> Stated problem: Convert everything from the line containing "Extract all elements" down to the line containing "data-point bbox=[1723, 445, 1754, 473]" into a two-column CSV with the headers instruction and result, one row per item. Put each field in quotation marks, replace line breaks with spaces, and leave out the pictures.

> Dataset rows:
———

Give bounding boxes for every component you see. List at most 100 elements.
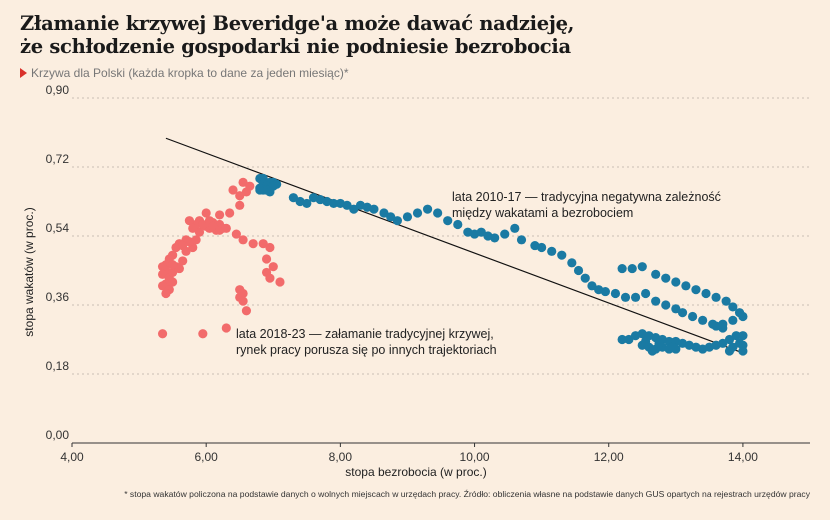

———

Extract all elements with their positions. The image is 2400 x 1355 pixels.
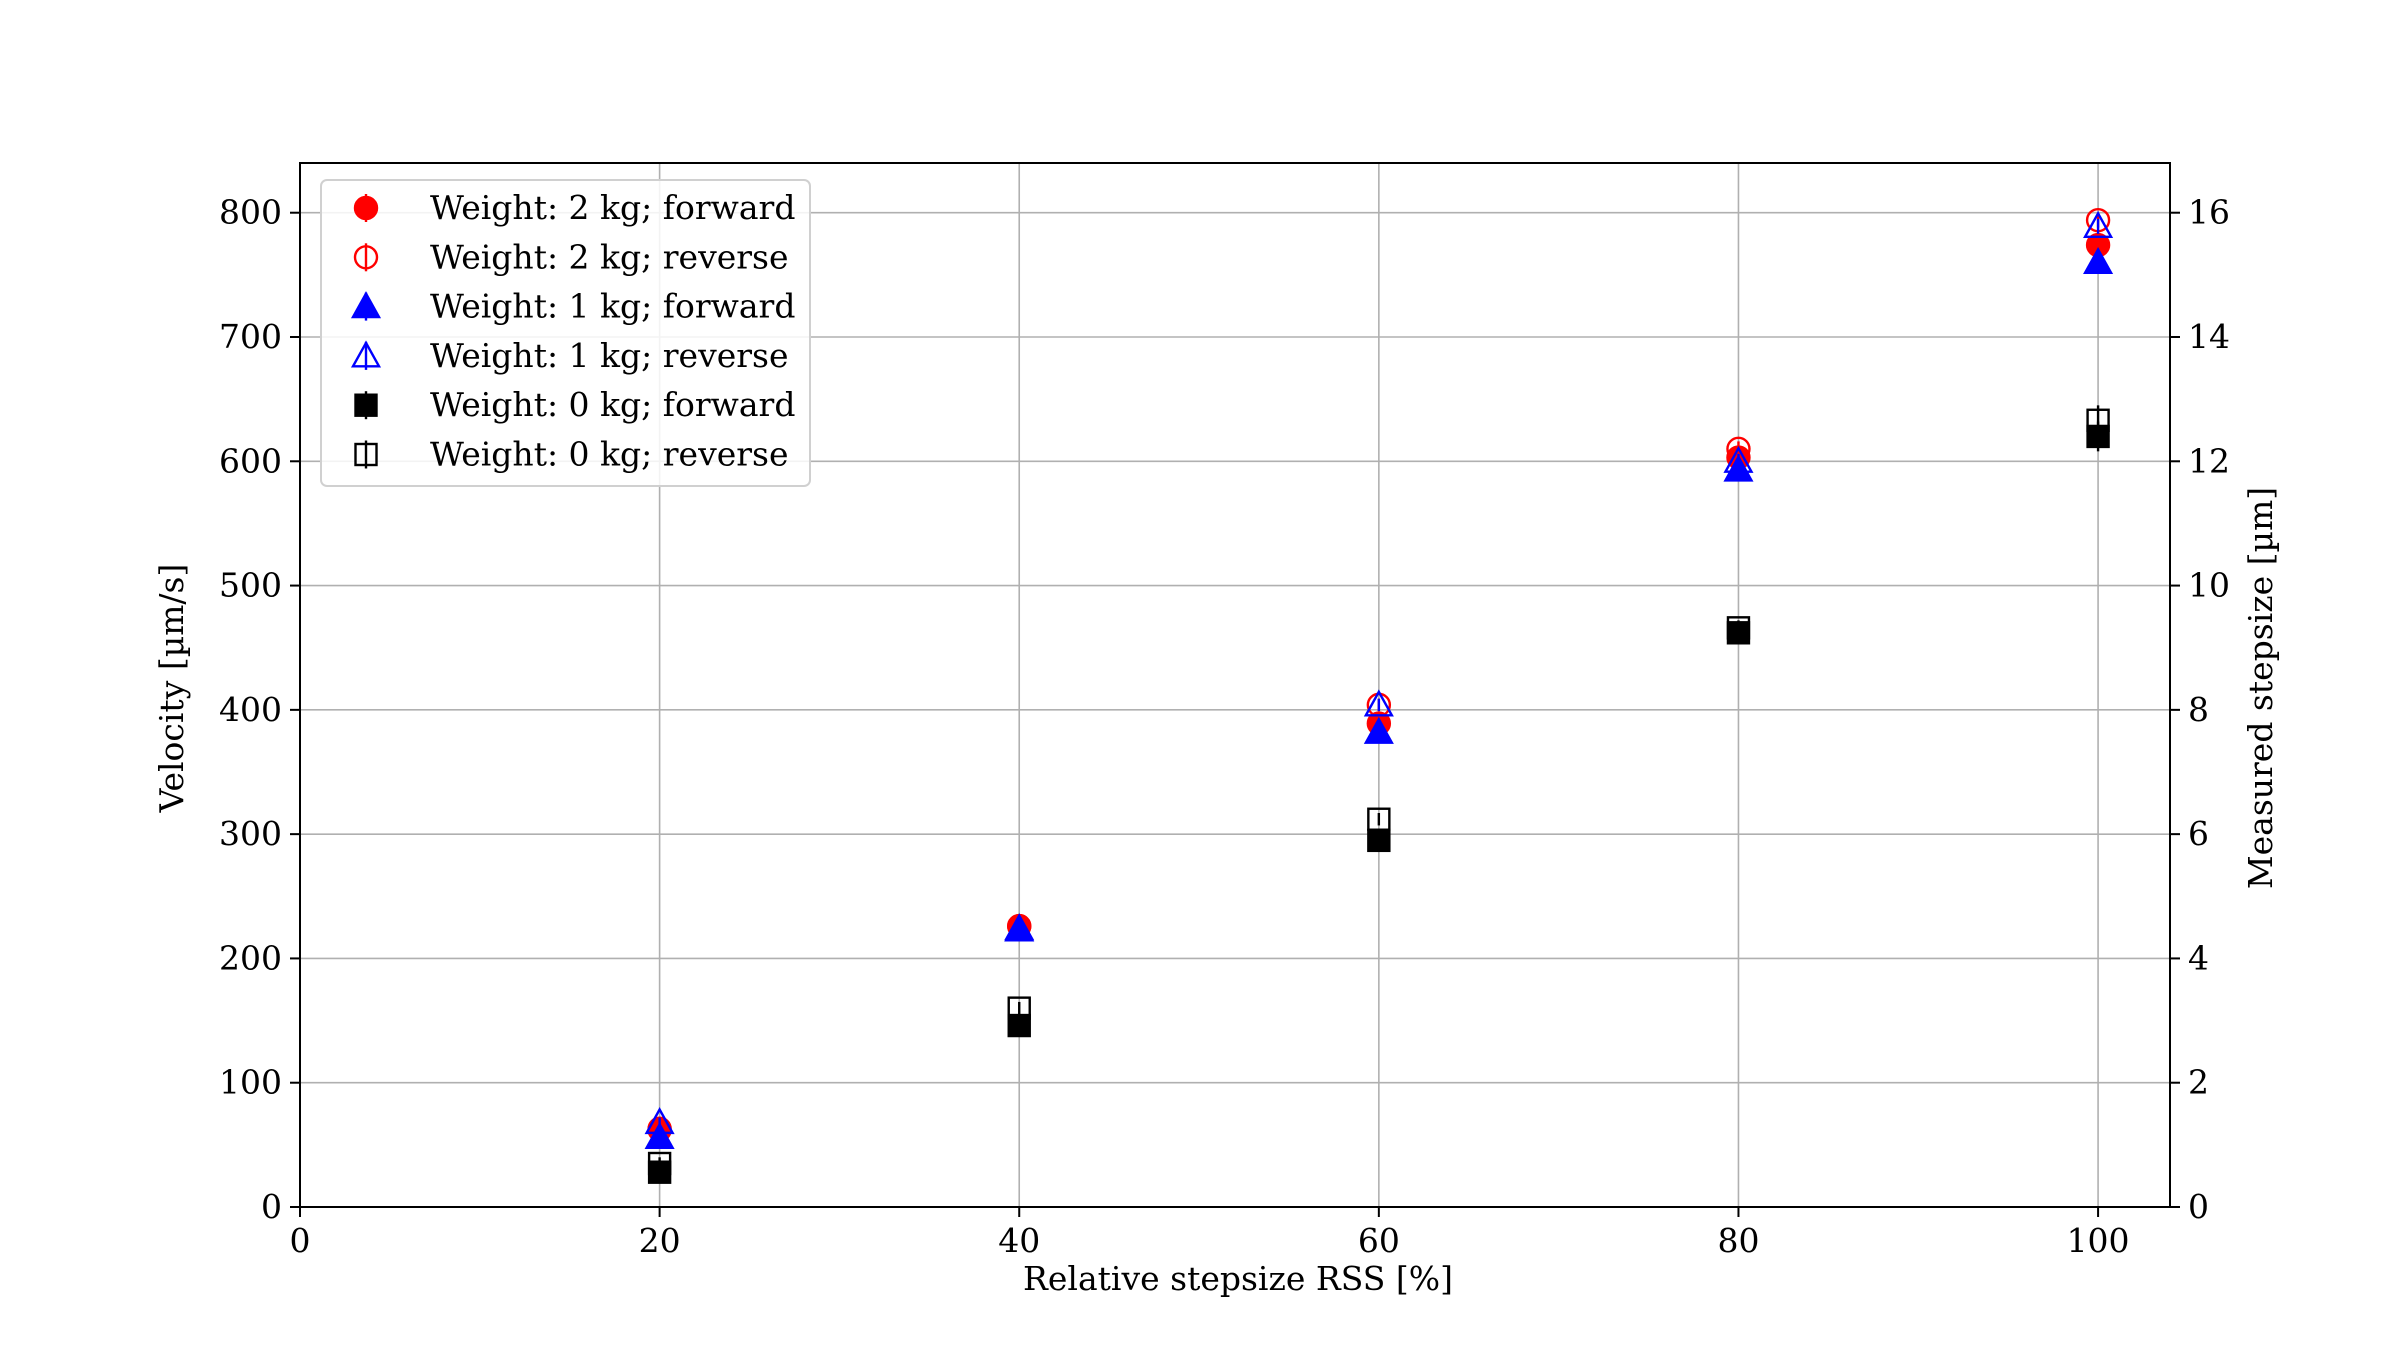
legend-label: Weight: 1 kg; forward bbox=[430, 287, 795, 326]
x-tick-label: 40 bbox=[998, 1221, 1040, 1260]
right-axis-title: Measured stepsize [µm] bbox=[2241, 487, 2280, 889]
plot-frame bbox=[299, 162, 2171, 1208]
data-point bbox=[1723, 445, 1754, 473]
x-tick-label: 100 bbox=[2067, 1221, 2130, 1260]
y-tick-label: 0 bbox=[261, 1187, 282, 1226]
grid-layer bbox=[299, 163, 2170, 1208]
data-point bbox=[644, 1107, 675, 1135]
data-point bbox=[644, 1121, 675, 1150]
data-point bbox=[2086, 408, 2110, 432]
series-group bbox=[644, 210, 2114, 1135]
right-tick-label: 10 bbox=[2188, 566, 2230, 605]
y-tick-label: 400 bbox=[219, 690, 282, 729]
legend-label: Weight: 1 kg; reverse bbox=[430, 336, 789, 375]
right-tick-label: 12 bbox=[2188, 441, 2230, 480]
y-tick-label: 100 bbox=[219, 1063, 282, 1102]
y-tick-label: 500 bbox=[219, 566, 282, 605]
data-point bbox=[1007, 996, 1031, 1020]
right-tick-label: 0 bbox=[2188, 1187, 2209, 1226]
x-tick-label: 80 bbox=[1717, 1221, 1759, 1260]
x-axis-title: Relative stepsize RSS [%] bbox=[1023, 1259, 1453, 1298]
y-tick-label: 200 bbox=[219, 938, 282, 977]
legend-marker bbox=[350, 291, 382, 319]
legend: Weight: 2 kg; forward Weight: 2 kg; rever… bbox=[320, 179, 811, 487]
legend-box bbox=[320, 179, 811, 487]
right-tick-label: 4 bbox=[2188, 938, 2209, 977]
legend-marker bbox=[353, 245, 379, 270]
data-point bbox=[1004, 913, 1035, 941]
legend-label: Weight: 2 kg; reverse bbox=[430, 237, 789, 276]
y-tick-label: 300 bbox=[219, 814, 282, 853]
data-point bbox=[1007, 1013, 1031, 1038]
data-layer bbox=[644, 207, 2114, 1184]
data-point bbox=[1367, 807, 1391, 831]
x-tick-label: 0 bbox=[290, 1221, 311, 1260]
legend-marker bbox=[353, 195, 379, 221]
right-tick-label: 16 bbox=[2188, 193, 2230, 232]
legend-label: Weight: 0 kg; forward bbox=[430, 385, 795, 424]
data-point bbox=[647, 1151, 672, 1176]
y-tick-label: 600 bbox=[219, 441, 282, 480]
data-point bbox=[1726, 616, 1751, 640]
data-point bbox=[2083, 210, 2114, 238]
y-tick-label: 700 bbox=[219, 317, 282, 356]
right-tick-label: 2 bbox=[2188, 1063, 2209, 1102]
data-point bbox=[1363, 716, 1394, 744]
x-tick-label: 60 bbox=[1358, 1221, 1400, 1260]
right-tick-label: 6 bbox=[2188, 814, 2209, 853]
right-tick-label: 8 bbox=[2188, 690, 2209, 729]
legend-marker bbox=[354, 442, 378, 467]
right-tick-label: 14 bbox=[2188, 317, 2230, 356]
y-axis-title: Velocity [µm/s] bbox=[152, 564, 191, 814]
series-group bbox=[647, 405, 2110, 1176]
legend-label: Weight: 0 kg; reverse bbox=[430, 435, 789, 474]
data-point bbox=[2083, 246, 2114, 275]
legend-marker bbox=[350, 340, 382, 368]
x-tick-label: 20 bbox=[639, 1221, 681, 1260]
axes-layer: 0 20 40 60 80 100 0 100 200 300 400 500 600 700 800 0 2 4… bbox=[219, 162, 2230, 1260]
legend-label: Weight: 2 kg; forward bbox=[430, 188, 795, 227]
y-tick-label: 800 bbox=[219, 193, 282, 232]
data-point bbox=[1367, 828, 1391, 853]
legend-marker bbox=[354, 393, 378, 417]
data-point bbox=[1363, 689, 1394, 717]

———

> Exercise answer:
instruction,result
"Extract all elements with their positions. The image is 2400 x 1355 pixels.","legend-label: Weight: 1 kg; forward bbox=[430, 287, 795, 326] x-tick-label: 40 bbox=[998, 1221, 1040, 1260] right-axis-title: Measured stepsize [µm] bbox=[2241, 487, 2280, 889] plot-frame bbox=[299, 162, 2171, 1208] data-point bbox=[1723, 445, 1754, 473]"